#### [Article]
--- Start ---
A Series of a length of 1 will be broadcasted to match the height of the DataFrame. Note that a select may produce new columns that are aggregations, combinations of expressions, or literals.

In [5]:
df.select(
    pl.sum("nrs"),
    pl.col("names").sort(),
    pl.col("names").first().alias("first name"),
    (pl.mean("nrs") * 10).alias("10xnrs"),
)

nrs,names,first name,10xnrs
i64,str,str,f64
11,,"""foo""",27.5
11,"""egg""","""foo""",27.5
11,"""foo""","""foo""",27.5
11,"""ham""","""foo""",27.5
11,"""spam""","""foo""",27.5


In [6]:
df.with_columns(
    pl.sum("nrs").alias("nrs_sum"),
    pl.col("random").count().alias("count"),
)

nrs,names,random,groups,nrs_sum,count
i64,str,f64,str,i64,u32
1.0,"""foo""",0.020161,"""A""",11,5
2.0,"""ham""",0.38525,"""A""",11,5
3.0,"""spam""",0.556443,"""B""",11,5
,"""egg""",0.033624,"""C""",11,5
5.0,,0.267556,"""B""",11,5


In the filter context you filter the existing dataframe based on arbritary expression which evaluates to the Boolean data type.

In [7]:
df.filter(pl.col("nrs") > 2)

nrs,names,random,groups
i64,str,f64,str
3,"""spam""",0.556443,"""B"""
5,,0.267556,"""B"""


In the groupby context expressions work on groups and thus may yield results of any length (a group may have many members).

In [8]:
df.groupby("groups").agg(
    pl.sum("nrs"),  # sum nrs by groups
    pl.col("random").count().alias("count"),  # count group members
    # sum random where name != null
    pl.col("random").filter(pl.col("names").is_not_null()).sum().suffix("_sum"),
    pl.col("names").reverse().alias(("reversed names")),
)

groups,nrs,count,random_sum,reversed names
str,i64,u32,f64,list[str]
"""A""",3.0,2,0.40541,"[""ham"", ""foo""]"
--- End ---
#### [Requirements]
1. In the Polars excerpt above, what happens to a Series of length 1 in a select?
2. Recast the paragraph of the Polars excerpt that begins "A Series of a length of 1" as a short bulleted list that keeps its main facts.
3. Pick up the Polars excerpt above at the point where it ends and keep writing.

#### [Stored data]
--- Start ---
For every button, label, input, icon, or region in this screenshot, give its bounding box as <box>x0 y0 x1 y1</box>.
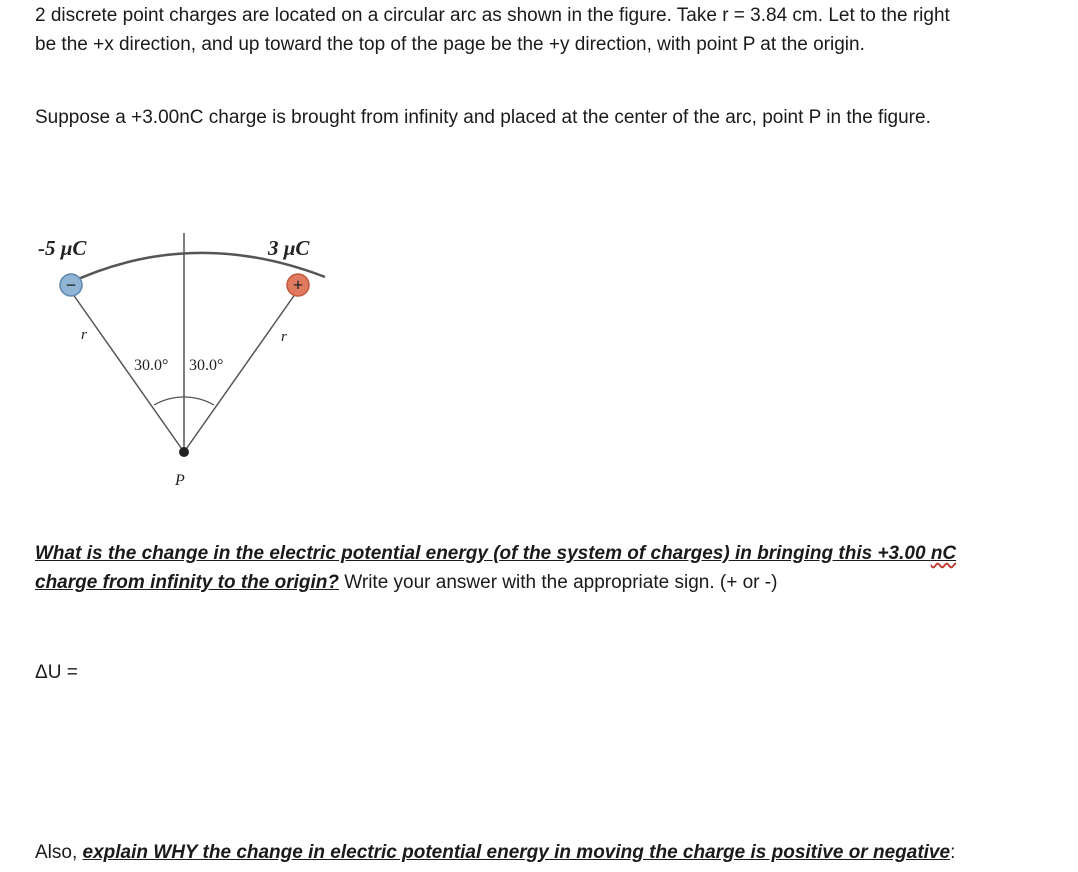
question-potential-energy <box>35 539 995 597</box>
positive-sign-icon: + <box>292 275 304 295</box>
explain-prefix: Also, <box>35 842 83 863</box>
negative-sign-icon: − <box>65 275 77 295</box>
answer-label: ΔU = <box>35 662 78 683</box>
right-charge-label: 3 μC <box>268 236 310 260</box>
question-part2: charge from infinity to the origin? <box>35 572 339 593</box>
right-angle-arc <box>184 397 214 405</box>
left-angle-arc <box>154 397 184 405</box>
question-part1: What is the change in the electric potential energy (of the system of charges) in bringing this +3.00 <box>35 543 931 564</box>
question-instruction: Write your answer with the appropriate sign. (+ or -) <box>339 572 778 593</box>
explain-suffix: : <box>950 842 956 863</box>
question-explain <box>35 838 1035 867</box>
left-charge-label: -5 μC <box>38 236 87 260</box>
right-angle-label: 30.0° <box>189 357 224 374</box>
intro-paragraph: 2 discrete point charges are located on a circular arc as shown in the figure. Take r = 3.84 cm. Let to the right be the +x direction, and up toward the top of the page be the +y direction, with point P at the origin. <box>35 5 950 55</box>
left-angle-label: 30.0° <box>134 357 169 374</box>
charge-arc-figure <box>30 225 360 495</box>
question-unit: nC <box>930 543 957 564</box>
left-r-label: r <box>81 327 87 343</box>
right-r-label: r <box>281 329 287 345</box>
setup-paragraph: Suppose a +3.00nC charge is brought from infinity and placed at the center of the arc, point P in the figure. <box>35 107 931 128</box>
point-p-label: P <box>175 472 185 489</box>
explain-emphasis: explain WHY the change in electric potential energy in moving the charge is positive or negative <box>82 842 951 863</box>
point-p-dot <box>179 447 189 457</box>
--- End ---
#### [Set of answers]
1. It is broadcast to match the height of the DataFrame.

2.
- A Series of length 1 is broadcast to the DataFrame's height.
- A select can produce new columns that are aggregations, combinations of expressions, or literals.

3.
"""B""",8.0,2,0.556443,"[null, ""spam""]"
"""C""",,1,0.033624,"[""egg""]"


## Lazy v Eager API

Polars supports two modes of operation: lazy and eager. In the eager API the query is executed immediately while in the lazy API the query is only evaluated once it is 'needed'. Deferring the execution to the last minute can have significant performance advantages that is why the Lazy API is preferred in most cases.

In [9]:
df = pl.read_csv("iris.csv")
df_small = df.filter(pl.col("sepal_length") > 5)
df_agg = df_small.groupby("species").agg(pl.col("sepal_width").mean())

In this example we use the eager API to:

- Read the iris dataset.
- Filter the dataset based on sepal length
- Calculate the mean of the sepal width per species

Every step is executed immediately returning the intermediate results. This can be very wasteful as we might do work or load extra data that is not being used. If we instead used the lazy API and waited on execution until all the steps are defined then the query planner could perform various optimizations. In this case:

Predicate pushdown: Apply filters as early as possible while reading the dataset, thus only reading rows with sepal length greater than 5.

Projection pushdown: Select only the columns that are needed while reading the dataset, thus removing the need to load additional columns (e.g. petal length & petal width)l width)

In [10]:
q = (
    pl.scan_csv("iris.csv")
    .filter(pl.col("sepal_length") > 5)
    .groupby("species")
    .agg(pl.col("sepal_width").mean())
)

df = q.collect()
df

species,sepal_width
str,f64
"""Versicolor""",2.804255
"""Virginica""",2.983673
"""Setosa""",3.713636


It is also possible to swap out read_csv for scan_csv directly in code, rather than using the "q" structure, it is merly a grouping mechanism.

In [11]:
q.explain()

'AGGREGATE\n\t[col("sepal_width").mean()] BY [col("species")] FROM\n\n    CSV SCAN iris.csv\n    PROJECT 3/5 COLUMNS\n    SELECTION: [(col("sepal_length")) > (5.0)]'

These will significantly lower the load on memory & CPU thus allowing you to fit bigger datasets in memory and process faster. Once the query is defined you call collect to inform Polars that you want to execute it.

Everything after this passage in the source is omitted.